Repeat the records below exactly.

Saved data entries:
== Segment start ==

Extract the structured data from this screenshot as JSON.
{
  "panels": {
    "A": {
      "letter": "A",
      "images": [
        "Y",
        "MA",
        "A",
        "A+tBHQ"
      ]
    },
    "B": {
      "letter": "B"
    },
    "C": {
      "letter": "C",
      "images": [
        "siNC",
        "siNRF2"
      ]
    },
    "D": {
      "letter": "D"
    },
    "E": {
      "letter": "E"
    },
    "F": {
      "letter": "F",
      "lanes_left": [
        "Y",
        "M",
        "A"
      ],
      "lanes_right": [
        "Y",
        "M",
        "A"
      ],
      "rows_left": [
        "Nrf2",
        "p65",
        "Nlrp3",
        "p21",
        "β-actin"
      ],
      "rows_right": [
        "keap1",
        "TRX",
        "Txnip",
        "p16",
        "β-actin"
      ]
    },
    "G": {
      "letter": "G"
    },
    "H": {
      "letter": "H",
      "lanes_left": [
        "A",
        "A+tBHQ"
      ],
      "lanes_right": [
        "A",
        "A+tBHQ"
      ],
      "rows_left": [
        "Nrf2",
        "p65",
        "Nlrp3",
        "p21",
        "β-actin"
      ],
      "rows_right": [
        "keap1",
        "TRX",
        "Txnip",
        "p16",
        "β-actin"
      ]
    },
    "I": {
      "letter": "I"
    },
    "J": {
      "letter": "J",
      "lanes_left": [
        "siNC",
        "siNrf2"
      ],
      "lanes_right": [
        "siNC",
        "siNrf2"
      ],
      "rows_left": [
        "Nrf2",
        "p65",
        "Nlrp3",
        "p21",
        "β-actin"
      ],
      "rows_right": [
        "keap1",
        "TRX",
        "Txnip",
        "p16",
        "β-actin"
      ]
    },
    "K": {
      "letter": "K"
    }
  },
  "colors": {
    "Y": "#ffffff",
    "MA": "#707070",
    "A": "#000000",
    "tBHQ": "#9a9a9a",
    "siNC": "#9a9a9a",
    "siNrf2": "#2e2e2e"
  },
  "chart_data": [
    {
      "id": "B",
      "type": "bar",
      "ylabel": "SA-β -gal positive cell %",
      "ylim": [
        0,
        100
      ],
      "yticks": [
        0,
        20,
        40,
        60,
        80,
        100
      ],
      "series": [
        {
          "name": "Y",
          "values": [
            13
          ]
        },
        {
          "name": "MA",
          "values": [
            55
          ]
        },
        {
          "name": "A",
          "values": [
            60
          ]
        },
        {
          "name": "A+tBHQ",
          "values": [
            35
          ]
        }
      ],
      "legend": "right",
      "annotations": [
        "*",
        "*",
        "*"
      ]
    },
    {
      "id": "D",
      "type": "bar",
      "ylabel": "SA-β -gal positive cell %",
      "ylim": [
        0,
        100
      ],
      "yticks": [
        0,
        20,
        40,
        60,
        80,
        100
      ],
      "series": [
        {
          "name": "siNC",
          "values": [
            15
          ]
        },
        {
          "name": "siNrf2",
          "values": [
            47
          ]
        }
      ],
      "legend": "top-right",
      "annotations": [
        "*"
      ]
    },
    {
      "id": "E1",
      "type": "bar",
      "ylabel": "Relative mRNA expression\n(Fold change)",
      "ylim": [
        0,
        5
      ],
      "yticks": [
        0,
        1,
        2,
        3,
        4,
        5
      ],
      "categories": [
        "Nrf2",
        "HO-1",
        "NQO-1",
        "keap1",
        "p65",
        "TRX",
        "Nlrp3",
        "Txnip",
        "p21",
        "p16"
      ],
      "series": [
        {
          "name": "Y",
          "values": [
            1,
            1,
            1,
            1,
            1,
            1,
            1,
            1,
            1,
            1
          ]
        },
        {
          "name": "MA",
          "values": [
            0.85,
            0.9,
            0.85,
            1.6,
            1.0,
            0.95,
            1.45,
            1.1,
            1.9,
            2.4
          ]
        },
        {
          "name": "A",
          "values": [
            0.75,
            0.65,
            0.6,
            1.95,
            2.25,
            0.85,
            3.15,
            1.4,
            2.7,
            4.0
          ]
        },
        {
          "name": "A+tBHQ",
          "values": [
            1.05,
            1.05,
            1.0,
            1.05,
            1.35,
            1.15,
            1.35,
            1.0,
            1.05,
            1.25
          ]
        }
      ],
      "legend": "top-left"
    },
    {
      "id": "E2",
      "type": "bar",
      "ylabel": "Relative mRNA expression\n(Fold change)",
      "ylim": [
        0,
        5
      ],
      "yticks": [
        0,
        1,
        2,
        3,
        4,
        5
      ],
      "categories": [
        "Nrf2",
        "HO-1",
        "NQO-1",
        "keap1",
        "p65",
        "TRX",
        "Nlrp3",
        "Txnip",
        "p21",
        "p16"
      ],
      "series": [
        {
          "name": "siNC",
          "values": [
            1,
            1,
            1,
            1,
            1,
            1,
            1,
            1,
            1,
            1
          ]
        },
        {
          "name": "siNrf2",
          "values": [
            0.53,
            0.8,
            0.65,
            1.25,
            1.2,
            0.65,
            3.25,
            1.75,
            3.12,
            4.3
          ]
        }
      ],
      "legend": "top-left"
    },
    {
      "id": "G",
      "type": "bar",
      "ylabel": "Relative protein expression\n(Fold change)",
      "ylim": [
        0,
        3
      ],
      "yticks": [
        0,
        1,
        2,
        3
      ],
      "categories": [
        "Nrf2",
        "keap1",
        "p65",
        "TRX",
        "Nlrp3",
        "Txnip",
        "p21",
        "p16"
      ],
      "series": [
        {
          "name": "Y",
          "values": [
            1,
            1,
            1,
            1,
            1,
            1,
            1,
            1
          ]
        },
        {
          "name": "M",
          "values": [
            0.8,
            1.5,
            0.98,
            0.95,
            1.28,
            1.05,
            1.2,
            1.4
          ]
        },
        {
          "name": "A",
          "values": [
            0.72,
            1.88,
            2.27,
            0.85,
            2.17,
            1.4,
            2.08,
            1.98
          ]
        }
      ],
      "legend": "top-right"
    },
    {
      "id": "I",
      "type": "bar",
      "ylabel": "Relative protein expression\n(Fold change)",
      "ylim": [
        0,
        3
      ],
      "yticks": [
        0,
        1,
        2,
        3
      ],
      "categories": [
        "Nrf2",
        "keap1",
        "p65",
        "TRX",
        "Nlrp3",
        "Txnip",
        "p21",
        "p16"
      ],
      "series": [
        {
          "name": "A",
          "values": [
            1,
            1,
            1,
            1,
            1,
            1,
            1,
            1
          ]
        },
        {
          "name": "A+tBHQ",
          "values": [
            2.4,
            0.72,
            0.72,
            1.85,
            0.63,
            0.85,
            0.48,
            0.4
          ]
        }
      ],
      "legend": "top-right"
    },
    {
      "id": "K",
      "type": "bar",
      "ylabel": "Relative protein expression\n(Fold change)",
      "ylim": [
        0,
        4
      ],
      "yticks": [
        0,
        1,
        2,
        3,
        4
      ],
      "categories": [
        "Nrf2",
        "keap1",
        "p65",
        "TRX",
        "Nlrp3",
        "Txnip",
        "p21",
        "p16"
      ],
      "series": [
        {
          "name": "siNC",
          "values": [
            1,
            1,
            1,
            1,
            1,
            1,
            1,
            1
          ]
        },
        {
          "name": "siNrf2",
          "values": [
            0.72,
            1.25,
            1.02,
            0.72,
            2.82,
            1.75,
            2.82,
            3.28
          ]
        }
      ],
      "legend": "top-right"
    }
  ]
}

== Segment end ==

Exercise result:
Extract the structured data from this screenshot as JSON.
{
  "panels": {
    "A": {
      "letter": "A",
      "images": [
        "Y",
        "MA",
        "A",
        "A+tBHQ"
      ]
    },
    "B": {
      "letter": "B"
    },
    "C": {
      "letter": "C",
      "images": [
        "siNC",
        "siNRF2"
      ]
    },
    "D": {
      "letter": "D"
    },
    "E": {
      "letter": "E"
    },
    "F": {
      "letter": "F",
      "lanes_left": [
        "Y",
        "M",
        "A"
      ],
      "lanes_right": [
        "Y",
        "M",
        "A"
      ],
      "rows_left": [
        "Nrf2",
        "p65",
        "Nlrp3",
        "p21",
        "β-actin"
      ],
      "rows_right": [
        "keap1",
        "TRX",
        "Txnip",
        "p16",
        "β-actin"
      ]
    },
    "G": {
      "letter": "G"
    },
    "H": {
      "letter": "H",
      "lanes_left": [
        "A",
        "A+tBHQ"
      ],
      "lanes_right": [
        "A",
        "A+tBHQ"
      ],
      "rows_left": [
        "Nrf2",
        "p65",
        "Nlrp3",
        "p21",
        "β-actin"
      ],
      "rows_right": [
        "keap1",
        "TRX",
        "Txnip",
        "p16",
        "β-actin"
      ]
    },
    "I": {
      "letter": "I"
    },
    "J": {
      "letter": "J",
      "lanes_left": [
        "siNC",
        "siNrf2"
      ],
      "lanes_right": [
        "siNC",
        "siNrf2"
      ],
      "rows_left": [
        "Nrf2",
        "p65",
        "Nlrp3",
        "p21",
        "β-actin"
      ],
      "rows_right": [
        "keap1",
        "TRX",
        "Txnip",
        "p16",
        "β-actin"
      ]
    },
    "K": {
      "letter": "K"
    }
  },
  "colors": {
    "Y": "#ffffff",
    "MA": "#707070",
    "A": "#000000",
    "tBHQ": "#9a9a9a",
    "siNC": "#9a9a9a",
    "siNrf2": "#2e2e2e"
  },
  "chart_data": [
    {
      "id": "B",
      "type": "bar",
      "ylabel": "SA-β -gal positive cell %",
      "ylim": [
        0,
        100
      ],
      "yticks": [
        0,
        20,
        40,
        60,
        80,
        100
      ],
      "series": [
        {
          "name": "Y",
          "values": [
            13
          ]
        },
        {
          "name": "MA",
          "values": [
            55
          ]
        },
        {
          "name": "A",
          "values": [
            60
          ]
        },
        {
          "name": "A+tBHQ",
          "values": [
            35
          ]
        }
      ],
      "legend": "right",
      "annotations": [
        "*",
        "*",
        "*"
      ]
    },
    {
      "id": "D",
      "type": "bar",
      "ylabel": "SA-β -gal positive cell %",
      "ylim": [
        0,
        100
      ],
      "yticks": [
        0,
        20,
        40,
        60,
        80,
        100
      ],
      "series": [
        {
          "name": "siNC",
          "values": [
            15
          ]
        },
        {
          "name": "siNrf2",
          "values": [
            47
          ]
        }
      ],
      "legend": "top-right",
      "annotations": [
        "*"
      ]
    },
    {
      "id": "E1",
      "type": "bar",
      "ylabel": "Relative mRNA expression\n(Fold change)",
      "ylim": [
        0,
        5
      ],
      "yticks": [
        0,
        1,
        2,
        3,
        4,
        5
      ],
      "categories": [
        "Nrf2",
        "HO-1",
        "NQO-1",
        "keap1",
        "p65",
        "TRX",
        "Nlrp3",
        "Txnip",
        "p21",
        "p16"
      ],
      "series": [
        {
          "name": "Y",
          "values": [
            1,
            1,
            1,
            1,
            1,
            1,
            1,
            1,
            1,
            1
          ]
        },
        {
          "name": "MA",
          "values": [
            0.85,
            0.9,
            0.85,
            1.6,
            1.0,
            0.95,
            1.45,
            1.1,
            1.9,
            2.4
          ]
        },
        {
          "name": "A",
          "values": [
            0.75,
            0.65,
            0.6,
            1.95,
            2.25,
            0.85,
            3.15,
            1.4,
            2.7,
            4.0
          ]
        },
        {
          "name": "A+tBHQ",
          "values": [
            1.05,
            1.05,
            1.0,
            1.05,
            1.35,
            1.15,
            1.35,
            1.0,
            1.05,
            1.25
          ]
        }
      ],
      "legend": "top-left"
    },
    {
      "id": "E2",
      "type": "bar",
      "ylabel": "Relative mRNA expression\n(Fold change)",
      "ylim": [
        0,
        5
      ],
      "yticks": [
        0,
        1,
        2,
        3,
        4,
        5
      ],
      "categories": [
        "Nrf2",
        "HO-1",
        "NQO-1",
        "keap1",
        "p65",
        "TRX",
        "Nlrp3",
        "Txnip",
        "p21",
        "p16"
      ],
      "series": [
        {
          "name": "siNC",
          "values": [
            1,
            1,
            1,
            1,
            1,
            1,
            1,
            1,
            1,
            1
          ]
        },
        {
          "name": "siNrf2",
          "values": [
            0.53,
            0.8,
            0.65,
            1.25,
            1.2,
            0.65,
            3.25,
            1.75,
            3.12,
            4.3
          ]
        }
      ],
      "legend": "top-left"
    },
    {
      "id": "G",
      "type": "bar",
      "ylabel": "Relative protein expression\n(Fold change)",
      "ylim": [
        0,
        3
      ],
      "yticks": [
        0,
        1,
        2,
        3
      ],
      "categories": [
        "Nrf2",
        "keap1",
        "p65",
        "TRX",
        "Nlrp3",
        "Txnip",
        "p21",
        "p16"
      ],
      "series": [
        {
          "name": "Y",
          "values": [
            1,
            1,
            1,
            1,
            1,
            1,
            1,
            1
          ]
        },
        {
          "name": "M",
          "values": [
            0.8,
            1.5,
            0.98,
            0.95,
            1.28,
            1.05,
            1.2,
            1.4
          ]
        },
        {
          "name": "A",
          "values": [
            0.72,
            1.88,
            2.27,
            0.85,
            2.17,
            1.4,
            2.08,
            1.98
          ]
        }
      ],
      "legend": "top-right"
    },
    {
      "id": "I",
      "type": "bar",
      "ylabel": "Relative protein expression\n(Fold change)",
      "ylim": [
        0,
        3
      ],
      "yticks": [
        0,
        1,
        2,
        3
      ],
      "categories": [
        "Nrf2",
        "keap1",
        "p65",
        "TRX",
        "Nlrp3",
        "Txnip",
        "p21",
        "p16"
      ],
      "series": [
        {
          "name": "A",
          "values": [
            1,
            1,
            1,
            1,
            1,
            1,
            1,
            1
          ]
        },
        {
          "name": "A+tBHQ",
          "values": [
            2.4,
            0.72,
            0.72,
            1.85,
            0.63,
            0.85,
            0.48,
            0.4
          ]
        }
      ],
      "legend": "top-right"
    },
    {
      "id": "K",
      "type": "bar",
      "ylabel": "Relative protein expression\n(Fold change)",
      "ylim": [
        0,
        4
      ],
      "yticks": [
        0,
        1,
        2,
        3,
        4
      ],
      "categories": [
        "Nrf2",
        "keap1",
        "p65",
        "TRX",
        "Nlrp3",
        "Txnip",
        "p21",
        "p16"
      ],
      "series": [
        {
          "name": "siNC",
          "values": [
            1,
            1,
            1,
            1,
            1,
            1,
            1,
            1
          ]
        },
        {
          "name": "siNrf2",
          "values": [
            0.72,
            1.25,
            1.02,
            0.72,
            2.82,
            1.75,
            2.82,
            3.28
          ]
        }
      ],
      "legend": "top-right"
    }
  ]
}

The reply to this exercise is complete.